What is being asked>
Omit the pictures from the entries below and retype everything else exactly.

Excerpt from a dataset
┌──

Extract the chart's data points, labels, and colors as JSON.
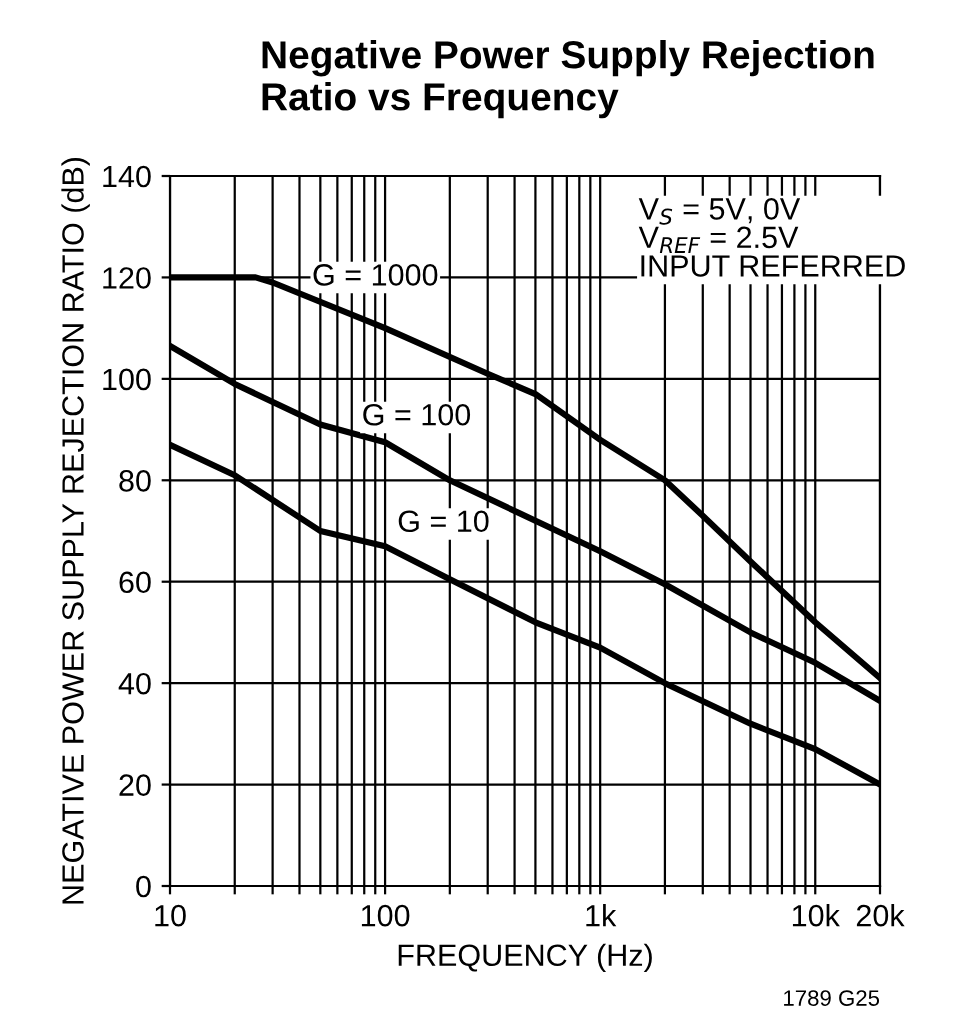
{
  "chart_data": {
    "type": "line",
    "title": "Negative Power Supply Rejection\nRatio vs Frequency",
    "xlabel": "FREQUENCY (Hz)",
    "ylabel": "NEGATIVE POWER SUPPLY REJECTION RATIO (dB)",
    "log": "x",
    "grid": true,
    "marker": "none",
    "line_style": "solid",
    "xlim": [
      10,
      20000
    ],
    "ylim": [
      0,
      140
    ],
    "yticks": [
      0,
      20,
      40,
      60,
      80,
      100,
      120,
      140
    ],
    "xticks": [
      {
        "value": 10,
        "label": "10"
      },
      {
        "value": 20,
        "label": null
      },
      {
        "value": 30,
        "label": null
      },
      {
        "value": 40,
        "label": null
      },
      {
        "value": 50,
        "label": null
      },
      {
        "value": 60,
        "label": null
      },
      {
        "value": 70,
        "label": null
      },
      {
        "value": 80,
        "label": null
      },
      {
        "value": 90,
        "label": null
      },
      {
        "value": 100,
        "label": "100"
      },
      {
        "value": 200,
        "label": null
      },
      {
        "value": 300,
        "label": null
      },
      {
        "value": 400,
        "label": null
      },
      {
        "value": 500,
        "label": null
      },
      {
        "value": 600,
        "label": null
      },
      {
        "value": 700,
        "label": null
      },
      {
        "value": 800,
        "label": null
      },
      {
        "value": 900,
        "label": null
      },
      {
        "value": 1000,
        "label": "1k"
      },
      {
        "value": 2000,
        "label": null
      },
      {
        "value": 3000,
        "label": null
      },
      {
        "value": 4000,
        "label": null
      },
      {
        "value": 5000,
        "label": null
      },
      {
        "value": 6000,
        "label": null
      },
      {
        "value": 7000,
        "label": null
      },
      {
        "value": 8000,
        "label": null
      },
      {
        "value": 9000,
        "label": null
      },
      {
        "value": 10000,
        "label": "10k"
      },
      {
        "value": 20000,
        "label": "20k"
      }
    ],
    "series": [
      {
        "color": "#000000",
        "x": [
          10,
          25,
          30,
          100,
          300,
          500,
          1000,
          2000,
          3000,
          5000,
          10000,
          20000
        ],
        "values": [
          120,
          120,
          119,
          110,
          101,
          97,
          88,
          80,
          73,
          64,
          52,
          41
        ]
      },
      {
        "color": "#000000",
        "x": [
          10,
          20,
          50,
          100,
          200,
          1000,
          2000,
          5000,
          10000,
          20000
        ],
        "values": [
          106.5,
          99,
          91,
          87.5,
          80,
          66,
          59.5,
          50,
          44,
          36.5
        ]
      },
      {
        "color": "#000000",
        "x": [
          10,
          20,
          50,
          100,
          200,
          500,
          1000,
          2000,
          5000,
          10000,
          20000
        ],
        "values": [
          87,
          81,
          70,
          67,
          60.5,
          52,
          47,
          40,
          32,
          27,
          20
        ]
      }
    ],
    "annotations": [
      "G = 1000",
      "G = 100",
      "G = 10",
      "V$_{S}$ = 5V, 0V\nV$_{REF}$ = 2.5V\nINPUT REFERRED",
      "1789 G25"
    ]
  }
}
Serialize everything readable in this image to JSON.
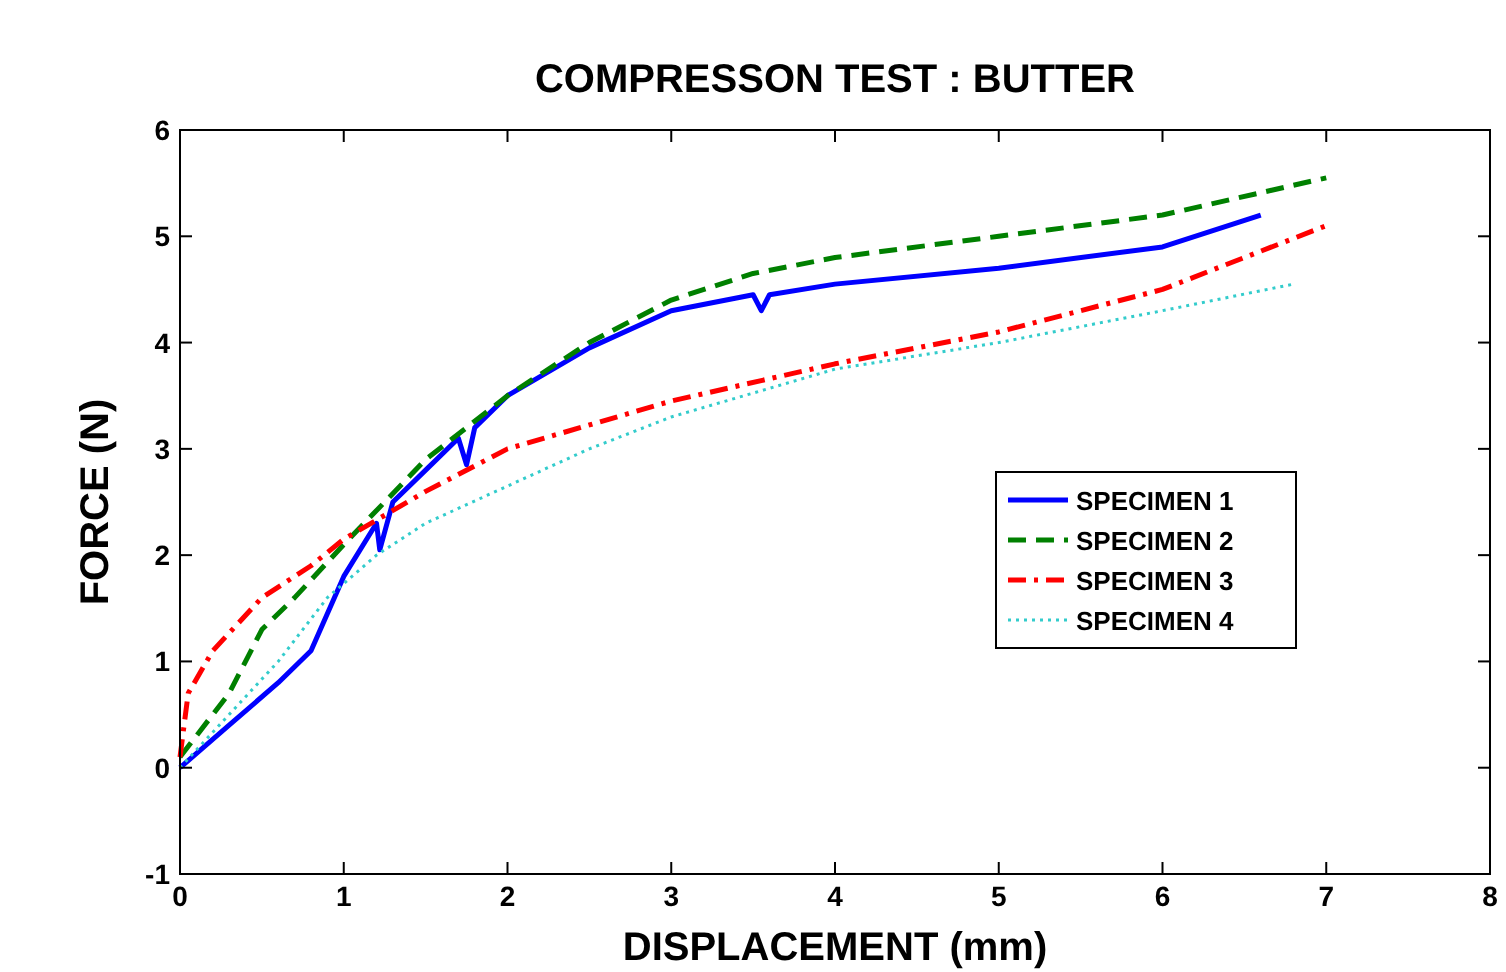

└──

Right answer>
Extract the chart's data points, labels, and colors as JSON.
{
  "chart_data": {
    "type": "line",
    "title": "Negative Power Supply Rejection\nRatio vs Frequency",
    "xlabel": "FREQUENCY (Hz)",
    "ylabel": "NEGATIVE POWER SUPPLY REJECTION RATIO (dB)",
    "log": "x",
    "grid": true,
    "marker": "none",
    "line_style": "solid",
    "xlim": [
      10,
      20000
    ],
    "ylim": [
      0,
      140
    ],
    "yticks": [
      0,
      20,
      40,
      60,
      80,
      100,
      120,
      140
    ],
    "xticks": [
      {
        "value": 10,
        "label": "10"
      },
      {
        "value": 20,
        "label": null
      },
      {
        "value": 30,
        "label": null
      },
      {
        "value": 40,
        "label": null
      },
      {
        "value": 50,
        "label": null
      },
      {
        "value": 60,
        "label": null
      },
      {
        "value": 70,
        "label": null
      },
      {
        "value": 80,
        "label": null
      },
      {
        "value": 90,
        "label": null
      },
      {
        "value": 100,
        "label": "100"
      },
      {
        "value": 200,
        "label": null
      },
      {
        "value": 300,
        "label": null
      },
      {
        "value": 400,
        "label": null
      },
      {
        "value": 500,
        "label": null
      },
      {
        "value": 600,
        "label": null
      },
      {
        "value": 700,
        "label": null
      },
      {
        "value": 800,
        "label": null
      },
      {
        "value": 900,
        "label": null
      },
      {
        "value": 1000,
        "label": "1k"
      },
      {
        "value": 2000,
        "label": null
      },
      {
        "value": 3000,
        "label": null
      },
      {
        "value": 4000,
        "label": null
      },
      {
        "value": 5000,
        "label": null
      },
      {
        "value": 6000,
        "label": null
      },
      {
        "value": 7000,
        "label": null
      },
      {
        "value": 8000,
        "label": null
      },
      {
        "value": 9000,
        "label": null
      },
      {
        "value": 10000,
        "label": "10k"
      },
      {
        "value": 20000,
        "label": "20k"
      }
    ],
    "series": [
      {
        "color": "#000000",
        "x": [
          10,
          25,
          30,
          100,
          300,
          500,
          1000,
          2000,
          3000,
          5000,
          10000,
          20000
        ],
        "values": [
          120,
          120,
          119,
          110,
          101,
          97,
          88,
          80,
          73,
          64,
          52,
          41
        ]
      },
      {
        "color": "#000000",
        "x": [
          10,
          20,
          50,
          100,
          200,
          1000,
          2000,
          5000,
          10000,
          20000
        ],
        "values": [
          106.5,
          99,
          91,
          87.5,
          80,
          66,
          59.5,
          50,
          44,
          36.5
        ]
      },
      {
        "color": "#000000",
        "x": [
          10,
          20,
          50,
          100,
          200,
          500,
          1000,
          2000,
          5000,
          10000,
          20000
        ],
        "values": [
          87,
          81,
          70,
          67,
          60.5,
          52,
          47,
          40,
          32,
          27,
          20
        ]
      }
    ],
    "annotations": [
      "G = 1000",
      "G = 100",
      "G = 10",
      "V$_{S}$ = 5V, 0V\nV$_{REF}$ = 2.5V\nINPUT REFERRED",
      "1789 G25"
    ]
  }
}
Serialize everything readable in this image to JSON.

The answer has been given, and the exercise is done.